§ CONSIGNA:
Continúa el texto sobre Venezuela y Europa oriental a partir de su última oración.

=== FRAGMENTO PROPORCIONADO ===

Jurate Rosales 09 de julio de 2018
Con
asombro, al final de mi vida veo la repetición exacta de una película vista en
mi juventud. Me doy cuenta que los venezolanos no inventan nada nuevo,
repiten los mismos gestos, errores y desaciertos que marcaron a toda Europa
oriental en la segunda mitad del siglo XX. Allí está todo, absolutamente igual:
los errores de la oposición, la huida al exilio, las ayudas familiares para los
que quedaron bajo el comunismo y la subordinación de los militares al dictador
de turno. Veo que en tantos años nada ha cambiado y todo es
predecible, porque la oposición sigue ciegamente un guión escrito hace un
siglo, siempre el mismo, siempre asombrosamente efectivo.

=== MATERIAL MOSTRADO ===

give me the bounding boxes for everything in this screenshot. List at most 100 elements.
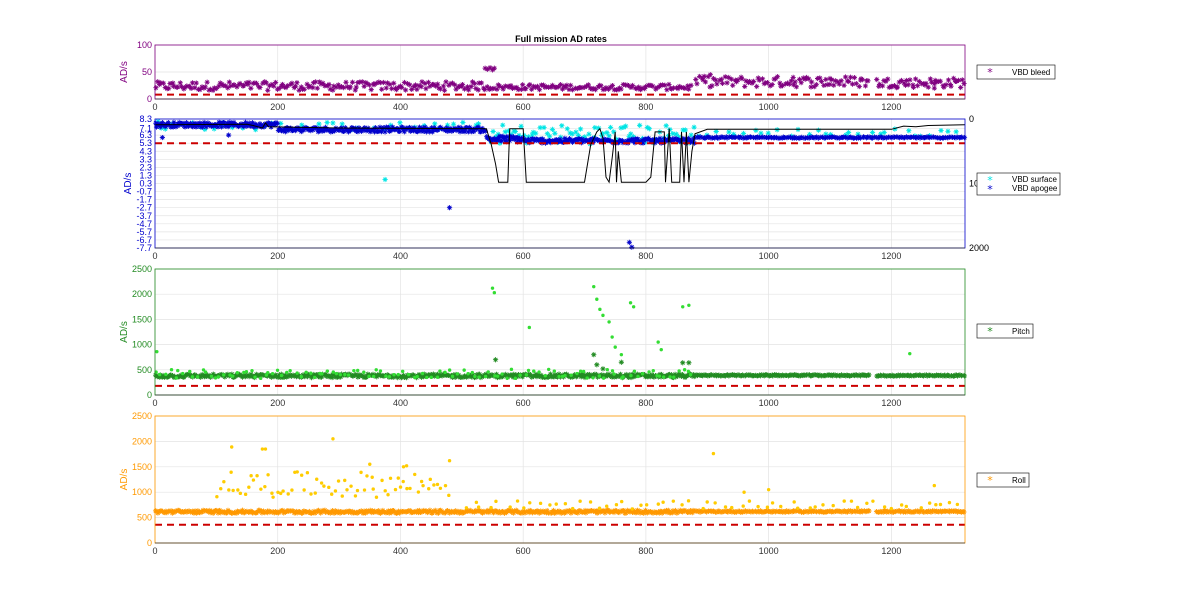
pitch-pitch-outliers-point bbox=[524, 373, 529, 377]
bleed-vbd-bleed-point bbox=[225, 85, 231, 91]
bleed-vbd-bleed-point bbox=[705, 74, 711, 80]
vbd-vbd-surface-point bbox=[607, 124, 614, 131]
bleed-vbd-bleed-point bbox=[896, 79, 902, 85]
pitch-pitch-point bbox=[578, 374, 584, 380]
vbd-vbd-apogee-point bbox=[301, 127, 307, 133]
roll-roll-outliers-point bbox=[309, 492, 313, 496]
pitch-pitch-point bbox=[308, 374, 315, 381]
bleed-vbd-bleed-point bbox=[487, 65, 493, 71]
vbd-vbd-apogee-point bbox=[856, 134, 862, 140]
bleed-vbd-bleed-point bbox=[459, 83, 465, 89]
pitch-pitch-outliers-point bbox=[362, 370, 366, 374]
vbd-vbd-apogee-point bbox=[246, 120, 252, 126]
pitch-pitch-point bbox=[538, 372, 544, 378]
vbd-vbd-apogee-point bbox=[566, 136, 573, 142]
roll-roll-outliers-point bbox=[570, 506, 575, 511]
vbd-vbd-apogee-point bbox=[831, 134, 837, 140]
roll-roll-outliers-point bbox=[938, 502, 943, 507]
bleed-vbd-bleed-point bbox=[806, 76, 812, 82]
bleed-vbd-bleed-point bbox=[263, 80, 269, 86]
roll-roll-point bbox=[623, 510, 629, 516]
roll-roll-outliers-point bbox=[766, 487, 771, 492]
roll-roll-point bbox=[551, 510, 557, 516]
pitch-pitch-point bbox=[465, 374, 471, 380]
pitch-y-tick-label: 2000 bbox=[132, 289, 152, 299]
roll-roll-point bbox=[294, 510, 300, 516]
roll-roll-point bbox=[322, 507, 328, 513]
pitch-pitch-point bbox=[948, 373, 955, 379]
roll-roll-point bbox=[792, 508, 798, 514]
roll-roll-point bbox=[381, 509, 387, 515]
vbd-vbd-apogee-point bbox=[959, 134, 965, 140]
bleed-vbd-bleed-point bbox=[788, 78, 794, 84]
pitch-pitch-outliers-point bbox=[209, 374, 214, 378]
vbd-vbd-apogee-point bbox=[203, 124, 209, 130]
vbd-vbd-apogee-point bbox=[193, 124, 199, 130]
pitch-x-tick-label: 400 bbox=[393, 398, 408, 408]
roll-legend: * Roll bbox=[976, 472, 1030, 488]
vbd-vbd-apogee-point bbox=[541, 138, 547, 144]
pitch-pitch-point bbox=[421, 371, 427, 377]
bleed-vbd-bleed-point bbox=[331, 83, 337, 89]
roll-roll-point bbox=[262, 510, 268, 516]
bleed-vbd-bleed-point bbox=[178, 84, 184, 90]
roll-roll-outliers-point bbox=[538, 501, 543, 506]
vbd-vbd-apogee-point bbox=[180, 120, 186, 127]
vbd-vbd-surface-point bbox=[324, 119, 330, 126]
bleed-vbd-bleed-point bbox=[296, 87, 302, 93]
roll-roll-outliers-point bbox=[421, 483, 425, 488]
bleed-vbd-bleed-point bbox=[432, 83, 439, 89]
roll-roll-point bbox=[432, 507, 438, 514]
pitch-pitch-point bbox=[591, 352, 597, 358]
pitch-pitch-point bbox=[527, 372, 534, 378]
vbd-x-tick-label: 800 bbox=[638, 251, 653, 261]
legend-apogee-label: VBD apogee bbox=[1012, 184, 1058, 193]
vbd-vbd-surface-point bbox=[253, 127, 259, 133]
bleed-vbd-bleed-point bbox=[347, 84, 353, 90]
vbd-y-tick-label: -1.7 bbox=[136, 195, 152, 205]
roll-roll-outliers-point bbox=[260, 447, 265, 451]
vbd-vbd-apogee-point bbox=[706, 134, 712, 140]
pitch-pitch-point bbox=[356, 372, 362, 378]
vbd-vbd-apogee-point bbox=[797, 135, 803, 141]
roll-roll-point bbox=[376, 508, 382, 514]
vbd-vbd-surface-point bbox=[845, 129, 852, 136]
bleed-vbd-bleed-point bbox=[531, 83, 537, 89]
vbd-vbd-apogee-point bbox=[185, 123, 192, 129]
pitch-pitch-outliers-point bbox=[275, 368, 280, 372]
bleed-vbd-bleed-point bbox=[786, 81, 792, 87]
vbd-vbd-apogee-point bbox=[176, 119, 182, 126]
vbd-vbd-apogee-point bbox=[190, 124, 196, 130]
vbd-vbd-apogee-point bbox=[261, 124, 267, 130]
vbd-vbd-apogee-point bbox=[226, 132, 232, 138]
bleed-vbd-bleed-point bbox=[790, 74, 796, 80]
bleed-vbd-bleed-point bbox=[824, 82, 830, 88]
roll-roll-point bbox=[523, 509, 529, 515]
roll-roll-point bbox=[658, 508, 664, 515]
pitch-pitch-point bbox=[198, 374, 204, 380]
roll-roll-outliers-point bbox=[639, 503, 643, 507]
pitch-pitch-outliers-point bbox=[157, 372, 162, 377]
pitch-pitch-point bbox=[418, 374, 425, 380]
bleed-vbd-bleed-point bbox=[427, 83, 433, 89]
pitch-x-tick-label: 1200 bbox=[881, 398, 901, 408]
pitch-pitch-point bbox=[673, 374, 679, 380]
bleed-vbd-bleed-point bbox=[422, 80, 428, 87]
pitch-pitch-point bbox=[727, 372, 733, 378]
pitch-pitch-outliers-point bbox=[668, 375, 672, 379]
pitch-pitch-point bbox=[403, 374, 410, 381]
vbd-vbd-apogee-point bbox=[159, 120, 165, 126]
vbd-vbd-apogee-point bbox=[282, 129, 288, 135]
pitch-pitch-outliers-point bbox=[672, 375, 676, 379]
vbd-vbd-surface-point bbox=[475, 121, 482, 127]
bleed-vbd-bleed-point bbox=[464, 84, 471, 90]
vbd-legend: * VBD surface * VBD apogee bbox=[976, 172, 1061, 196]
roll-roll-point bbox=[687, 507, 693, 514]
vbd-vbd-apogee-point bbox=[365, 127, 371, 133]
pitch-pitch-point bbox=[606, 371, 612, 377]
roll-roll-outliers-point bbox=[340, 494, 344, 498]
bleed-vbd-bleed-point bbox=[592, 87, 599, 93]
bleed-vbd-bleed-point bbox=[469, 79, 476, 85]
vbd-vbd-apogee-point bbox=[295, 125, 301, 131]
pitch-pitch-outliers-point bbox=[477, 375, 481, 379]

===

§ RESPUESTA:
Empecemos
por el éxodo de quienes huyen de Venezuela. Nadie quiere expatriarse sino
cuando se trata de resguardar la vida o la subsistencia. Por lo general, en
estos casos cada expatriado encuentra en su percepción de lo ocurrido a
uno o varios culpables, a los que jamás perdonará por haberlo desarraigado de
su tierra natal. En los grandes éxodos que ocurren por razones
políticas, la norma es alimentar una mezcla de rencores y verdaderas o falsas
razones, que para la mayor desgracia del expatriado, le impiden actuar con
objetividad.
Los
actuales pleitos en la diáspora venezolana, se reflejan en una igual
confusión de la oposición dentro del país, con lo cual se repite algo que en el
curso de la Historia ha ocurrido miles de veces cuando un segmento de la
población huye de su país natal. El signo distintivo de esos éxodos es
la incapacidad de los refugiados de unirse en un solo bloque y menos el de
servir de guía de unidad para los que quedaron en la patria desvalida.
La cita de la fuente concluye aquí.